**REQUIREMENTS**
Copy out each line exactly as it appears.
________________________________________
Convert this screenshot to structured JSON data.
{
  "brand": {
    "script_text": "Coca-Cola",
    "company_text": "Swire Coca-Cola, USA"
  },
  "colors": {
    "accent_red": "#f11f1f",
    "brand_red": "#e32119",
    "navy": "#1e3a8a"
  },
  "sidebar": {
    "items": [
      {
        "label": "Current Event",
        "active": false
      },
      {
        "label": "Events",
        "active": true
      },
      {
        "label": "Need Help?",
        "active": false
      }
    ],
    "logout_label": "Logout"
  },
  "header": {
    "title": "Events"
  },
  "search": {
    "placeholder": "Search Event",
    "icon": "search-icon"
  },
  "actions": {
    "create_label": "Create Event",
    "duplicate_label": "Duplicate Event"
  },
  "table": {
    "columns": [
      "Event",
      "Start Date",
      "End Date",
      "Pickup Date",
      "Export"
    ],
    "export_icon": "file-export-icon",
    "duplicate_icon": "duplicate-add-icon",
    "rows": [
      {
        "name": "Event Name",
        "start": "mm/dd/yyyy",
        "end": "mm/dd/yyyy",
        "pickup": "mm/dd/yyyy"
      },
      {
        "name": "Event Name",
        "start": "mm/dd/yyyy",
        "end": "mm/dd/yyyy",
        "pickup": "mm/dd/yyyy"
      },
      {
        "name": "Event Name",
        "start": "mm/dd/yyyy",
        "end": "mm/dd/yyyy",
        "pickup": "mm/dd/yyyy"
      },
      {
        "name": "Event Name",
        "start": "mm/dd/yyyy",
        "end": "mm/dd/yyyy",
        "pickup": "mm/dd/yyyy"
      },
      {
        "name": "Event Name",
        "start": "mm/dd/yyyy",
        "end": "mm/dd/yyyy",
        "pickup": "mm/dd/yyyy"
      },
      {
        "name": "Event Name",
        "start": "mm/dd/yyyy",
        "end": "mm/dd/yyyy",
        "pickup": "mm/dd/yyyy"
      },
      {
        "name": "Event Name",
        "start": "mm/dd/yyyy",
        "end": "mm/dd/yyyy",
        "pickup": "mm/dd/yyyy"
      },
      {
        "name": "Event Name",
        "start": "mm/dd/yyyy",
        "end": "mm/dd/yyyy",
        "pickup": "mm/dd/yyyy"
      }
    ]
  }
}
________________________________________
**ANSWER TO THIS EXERCISE**
Convert this screenshot to structured JSON data.
{
  "brand": {
    "script_text": "Coca-Cola",
    "company_text": "Swire Coca-Cola, USA"
  },
  "colors": {
    "accent_red": "#f11f1f",
    "brand_red": "#e32119",
    "navy": "#1e3a8a"
  },
  "sidebar": {
    "items": [
      {
        "label": "Current Event",
        "active": false
      },
      {
        "label": "Events",
        "active": true
      },
      {
        "label": "Need Help?",
        "active": false
      }
    ],
    "logout_label": "Logout"
  },
  "header": {
    "title": "Events"
  },
  "search": {
    "placeholder": "Search Event",
    "icon": "search-icon"
  },
  "actions": {
    "create_label": "Create Event",
    "duplicate_label": "Duplicate Event"
  },
  "table": {
    "columns": [
      "Event",
      "Start Date",
      "End Date",
      "Pickup Date",
      "Export"
    ],
    "export_icon": "file-export-icon",
    "duplicate_icon": "duplicate-add-icon",
    "rows": [
      {
        "name": "Event Name",
        "start": "mm/dd/yyyy",
        "end": "mm/dd/yyyy",
        "pickup": "mm/dd/yyyy"
      },
      {
        "name": "Event Name",
        "start": "mm/dd/yyyy",
        "end": "mm/dd/yyyy",
        "pickup": "mm/dd/yyyy"
      },
      {
        "name": "Event Name",
        "start": "mm/dd/yyyy",
        "end": "mm/dd/yyyy",
        "pickup": "mm/dd/yyyy"
      },
      {
        "name": "Event Name",
        "start": "mm/dd/yyyy",
        "end": "mm/dd/yyyy",
        "pickup": "mm/dd/yyyy"
      },
      {
        "name": "Event Name",
        "start": "mm/dd/yyyy",
        "end": "mm/dd/yyyy",
        "pickup": "mm/dd/yyyy"
      },
      {
        "name": "Event Name",
        "start": "mm/dd/yyyy",
        "end": "mm/dd/yyyy",
        "pickup": "mm/dd/yyyy"
      },
      {
        "name": "Event Name",
        "start": "mm/dd/yyyy",
        "end": "mm/dd/yyyy",
        "pickup": "mm/dd/yyyy"
      },
      {
        "name": "Event Name",
        "start": "mm/dd/yyyy",
        "end": "mm/dd/yyyy",
        "pickup": "mm/dd/yyyy"
      }
    ]
  }
}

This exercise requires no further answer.